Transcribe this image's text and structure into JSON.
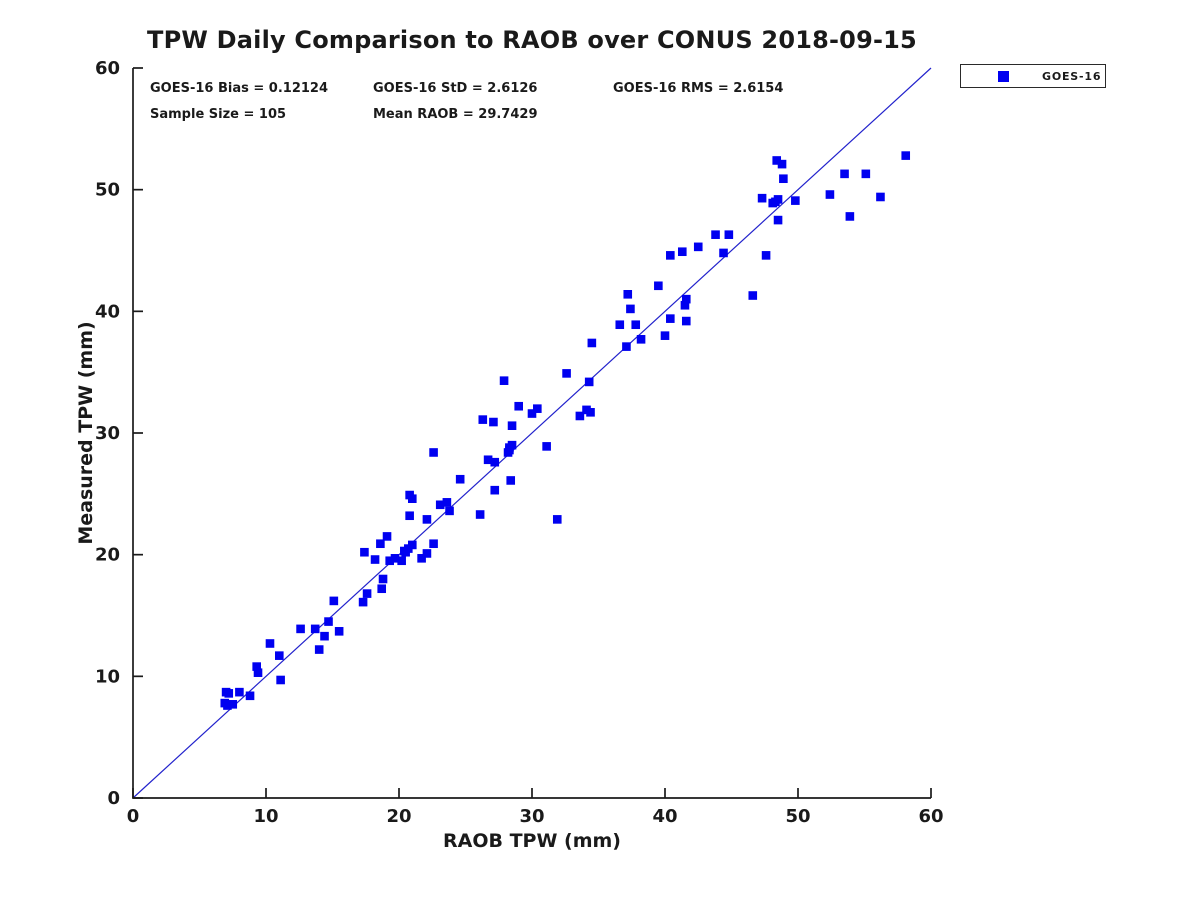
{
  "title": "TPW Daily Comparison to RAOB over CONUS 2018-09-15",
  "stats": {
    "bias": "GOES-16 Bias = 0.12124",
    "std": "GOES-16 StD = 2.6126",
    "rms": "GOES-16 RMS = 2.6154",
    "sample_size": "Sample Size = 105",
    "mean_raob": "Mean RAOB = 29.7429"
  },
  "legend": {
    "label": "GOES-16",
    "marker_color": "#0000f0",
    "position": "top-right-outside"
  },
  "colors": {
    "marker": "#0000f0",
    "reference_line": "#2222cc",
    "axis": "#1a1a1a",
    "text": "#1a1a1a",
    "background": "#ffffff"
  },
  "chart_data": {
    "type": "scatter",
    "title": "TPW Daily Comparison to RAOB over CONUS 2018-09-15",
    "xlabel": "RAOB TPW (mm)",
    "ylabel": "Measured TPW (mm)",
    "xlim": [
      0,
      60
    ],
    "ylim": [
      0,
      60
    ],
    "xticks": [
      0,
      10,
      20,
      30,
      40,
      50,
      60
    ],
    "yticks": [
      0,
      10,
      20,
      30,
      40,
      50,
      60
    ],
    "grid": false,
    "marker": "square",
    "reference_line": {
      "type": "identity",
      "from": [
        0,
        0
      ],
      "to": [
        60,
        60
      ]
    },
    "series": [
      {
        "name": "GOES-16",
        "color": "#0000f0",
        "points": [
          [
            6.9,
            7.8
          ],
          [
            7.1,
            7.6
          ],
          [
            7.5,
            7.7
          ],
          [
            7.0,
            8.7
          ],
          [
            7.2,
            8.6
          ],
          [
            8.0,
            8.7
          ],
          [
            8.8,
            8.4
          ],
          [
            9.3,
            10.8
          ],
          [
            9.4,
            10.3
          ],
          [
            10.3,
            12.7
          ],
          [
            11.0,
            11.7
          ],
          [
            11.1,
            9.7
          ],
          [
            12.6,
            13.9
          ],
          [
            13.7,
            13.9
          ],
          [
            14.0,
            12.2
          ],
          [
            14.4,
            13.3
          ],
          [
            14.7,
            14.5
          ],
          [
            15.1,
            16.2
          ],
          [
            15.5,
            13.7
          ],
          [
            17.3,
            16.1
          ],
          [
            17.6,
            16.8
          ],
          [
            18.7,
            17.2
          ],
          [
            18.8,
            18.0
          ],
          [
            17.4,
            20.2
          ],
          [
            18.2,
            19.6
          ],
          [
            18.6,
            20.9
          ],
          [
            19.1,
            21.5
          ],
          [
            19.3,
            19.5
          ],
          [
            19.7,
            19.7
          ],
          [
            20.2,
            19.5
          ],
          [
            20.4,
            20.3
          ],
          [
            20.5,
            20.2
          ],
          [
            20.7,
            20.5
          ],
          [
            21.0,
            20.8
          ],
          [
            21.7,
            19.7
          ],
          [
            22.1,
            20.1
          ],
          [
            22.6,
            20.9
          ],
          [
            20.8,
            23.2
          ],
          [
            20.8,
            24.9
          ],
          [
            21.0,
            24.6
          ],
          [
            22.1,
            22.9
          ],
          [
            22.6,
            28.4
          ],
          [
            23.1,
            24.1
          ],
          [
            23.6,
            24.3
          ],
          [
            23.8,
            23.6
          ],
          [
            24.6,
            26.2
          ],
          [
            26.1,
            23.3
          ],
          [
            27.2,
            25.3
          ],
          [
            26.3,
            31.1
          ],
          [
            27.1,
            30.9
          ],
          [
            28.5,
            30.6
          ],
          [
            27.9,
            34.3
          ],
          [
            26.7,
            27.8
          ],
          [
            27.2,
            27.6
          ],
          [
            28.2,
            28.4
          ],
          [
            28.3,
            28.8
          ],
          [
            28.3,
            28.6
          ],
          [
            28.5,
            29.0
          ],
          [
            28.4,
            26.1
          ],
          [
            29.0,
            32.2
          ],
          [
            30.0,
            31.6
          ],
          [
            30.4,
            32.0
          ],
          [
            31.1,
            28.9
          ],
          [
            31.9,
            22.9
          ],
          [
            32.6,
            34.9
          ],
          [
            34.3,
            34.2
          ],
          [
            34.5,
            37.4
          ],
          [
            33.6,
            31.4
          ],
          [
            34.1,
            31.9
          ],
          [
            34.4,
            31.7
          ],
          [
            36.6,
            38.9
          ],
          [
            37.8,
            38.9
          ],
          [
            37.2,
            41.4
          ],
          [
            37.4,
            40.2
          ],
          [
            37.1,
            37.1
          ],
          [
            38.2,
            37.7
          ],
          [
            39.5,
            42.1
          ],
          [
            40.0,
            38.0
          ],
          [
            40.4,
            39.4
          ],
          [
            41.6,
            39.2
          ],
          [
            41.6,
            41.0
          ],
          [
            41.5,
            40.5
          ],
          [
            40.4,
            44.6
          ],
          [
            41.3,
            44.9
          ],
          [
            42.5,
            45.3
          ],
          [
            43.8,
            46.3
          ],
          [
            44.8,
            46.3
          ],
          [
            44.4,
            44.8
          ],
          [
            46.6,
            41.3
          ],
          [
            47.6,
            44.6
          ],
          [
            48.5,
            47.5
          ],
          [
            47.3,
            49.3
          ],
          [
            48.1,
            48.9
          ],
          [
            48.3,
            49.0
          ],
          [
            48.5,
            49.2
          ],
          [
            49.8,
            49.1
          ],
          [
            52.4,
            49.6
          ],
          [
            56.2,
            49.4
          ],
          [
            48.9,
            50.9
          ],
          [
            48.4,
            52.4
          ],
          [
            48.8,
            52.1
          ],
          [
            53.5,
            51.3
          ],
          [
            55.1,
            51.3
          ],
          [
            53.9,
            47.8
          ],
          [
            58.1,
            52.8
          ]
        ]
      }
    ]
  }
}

----------------

• EXERCISE INSTRUCTIONS: Transcribe the records word for word and include no pictures.

• FULL ANSWER:
Transcribe this image's text and structure into JSON.
{
  "title": "TPW Daily Comparison to RAOB over CONUS 2018-09-15",
  "stats": {
    "bias": "GOES-16 Bias = 0.12124",
    "std": "GOES-16 StD = 2.6126",
    "rms": "GOES-16 RMS = 2.6154",
    "sample_size": "Sample Size = 105",
    "mean_raob": "Mean RAOB = 29.7429"
  },
  "legend": {
    "label": "GOES-16",
    "marker_color": "#0000f0",
    "position": "top-right-outside"
  },
  "colors": {
    "marker": "#0000f0",
    "reference_line": "#2222cc",
    "axis": "#1a1a1a",
    "text": "#1a1a1a",
    "background": "#ffffff"
  },
  "chart_data": {
    "type": "scatter",
    "title": "TPW Daily Comparison to RAOB over CONUS 2018-09-15",
    "xlabel": "RAOB TPW (mm)",
    "ylabel": "Measured TPW (mm)",
    "xlim": [
      0,
      60
    ],
    "ylim": [
      0,
      60
    ],
    "xticks": [
      0,
      10,
      20,
      30,
      40,
      50,
      60
    ],
    "yticks": [
      0,
      10,
      20,
      30,
      40,
      50,
      60
    ],
    "grid": false,
    "marker": "square",
    "reference_line": {
      "type": "identity",
      "from": [
        0,
        0
      ],
      "to": [
        60,
        60
      ]
    },
    "series": [
      {
        "name": "GOES-16",
        "color": "#0000f0",
        "points": [
          [
            6.9,
            7.8
          ],
          [
            7.1,
            7.6
          ],
          [
            7.5,
            7.7
          ],
          [
            7.0,
            8.7
          ],
          [
            7.2,
            8.6
          ],
          [
            8.0,
            8.7
          ],
          [
            8.8,
            8.4
          ],
          [
            9.3,
            10.8
          ],
          [
            9.4,
            10.3
          ],
          [
            10.3,
            12.7
          ],
          [
            11.0,
            11.7
          ],
          [
            11.1,
            9.7
          ],
          [
            12.6,
            13.9
          ],
          [
            13.7,
            13.9
          ],
          [
            14.0,
            12.2
          ],
          [
            14.4,
            13.3
          ],
          [
            14.7,
            14.5
          ],
          [
            15.1,
            16.2
          ],
          [
            15.5,
            13.7
          ],
          [
            17.3,
            16.1
          ],
          [
            17.6,
            16.8
          ],
          [
            18.7,
            17.2
          ],
          [
            18.8,
            18.0
          ],
          [
            17.4,
            20.2
          ],
          [
            18.2,
            19.6
          ],
          [
            18.6,
            20.9
          ],
          [
            19.1,
            21.5
          ],
          [
            19.3,
            19.5
          ],
          [
            19.7,
            19.7
          ],
          [
            20.2,
            19.5
          ],
          [
            20.4,
            20.3
          ],
          [
            20.5,
            20.2
          ],
          [
            20.7,
            20.5
          ],
          [
            21.0,
            20.8
          ],
          [
            21.7,
            19.7
          ],
          [
            22.1,
            20.1
          ],
          [
            22.6,
            20.9
          ],
          [
            20.8,
            23.2
          ],
          [
            20.8,
            24.9
          ],
          [
            21.0,
            24.6
          ],
          [
            22.1,
            22.9
          ],
          [
            22.6,
            28.4
          ],
          [
            23.1,
            24.1
          ],
          [
            23.6,
            24.3
          ],
          [
            23.8,
            23.6
          ],
          [
            24.6,
            26.2
          ],
          [
            26.1,
            23.3
          ],
          [
            27.2,
            25.3
          ],
          [
            26.3,
            31.1
          ],
          [
            27.1,
            30.9
          ],
          [
            28.5,
            30.6
          ],
          [
            27.9,
            34.3
          ],
          [
            26.7,
            27.8
          ],
          [
            27.2,
            27.6
          ],
          [
            28.2,
            28.4
          ],
          [
            28.3,
            28.8
          ],
          [
            28.3,
            28.6
          ],
          [
            28.5,
            29.0
          ],
          [
            28.4,
            26.1
          ],
          [
            29.0,
            32.2
          ],
          [
            30.0,
            31.6
          ],
          [
            30.4,
            32.0
          ],
          [
            31.1,
            28.9
          ],
          [
            31.9,
            22.9
          ],
          [
            32.6,
            34.9
          ],
          [
            34.3,
            34.2
          ],
          [
            34.5,
            37.4
          ],
          [
            33.6,
            31.4
          ],
          [
            34.1,
            31.9
          ],
          [
            34.4,
            31.7
          ],
          [
            36.6,
            38.9
          ],
          [
            37.8,
            38.9
          ],
          [
            37.2,
            41.4
          ],
          [
            37.4,
            40.2
          ],
          [
            37.1,
            37.1
          ],
          [
            38.2,
            37.7
          ],
          [
            39.5,
            42.1
          ],
          [
            40.0,
            38.0
          ],
          [
            40.4,
            39.4
          ],
          [
            41.6,
            39.2
          ],
          [
            41.6,
            41.0
          ],
          [
            41.5,
            40.5
          ],
          [
            40.4,
            44.6
          ],
          [
            41.3,
            44.9
          ],
          [
            42.5,
            45.3
          ],
          [
            43.8,
            46.3
          ],
          [
            44.8,
            46.3
          ],
          [
            44.4,
            44.8
          ],
          [
            46.6,
            41.3
          ],
          [
            47.6,
            44.6
          ],
          [
            48.5,
            47.5
          ],
          [
            47.3,
            49.3
          ],
          [
            48.1,
            48.9
          ],
          [
            48.3,
            49.0
          ],
          [
            48.5,
            49.2
          ],
          [
            49.8,
            49.1
          ],
          [
            52.4,
            49.6
          ],
          [
            56.2,
            49.4
          ],
          [
            48.9,
            50.9
          ],
          [
            48.4,
            52.4
          ],
          [
            48.8,
            52.1
          ],
          [
            53.5,
            51.3
          ],
          [
            55.1,
            51.3
          ],
          [
            53.9,
            47.8
          ],
          [
            58.1,
            52.8
          ]
        ]
      }
    ]
  }
}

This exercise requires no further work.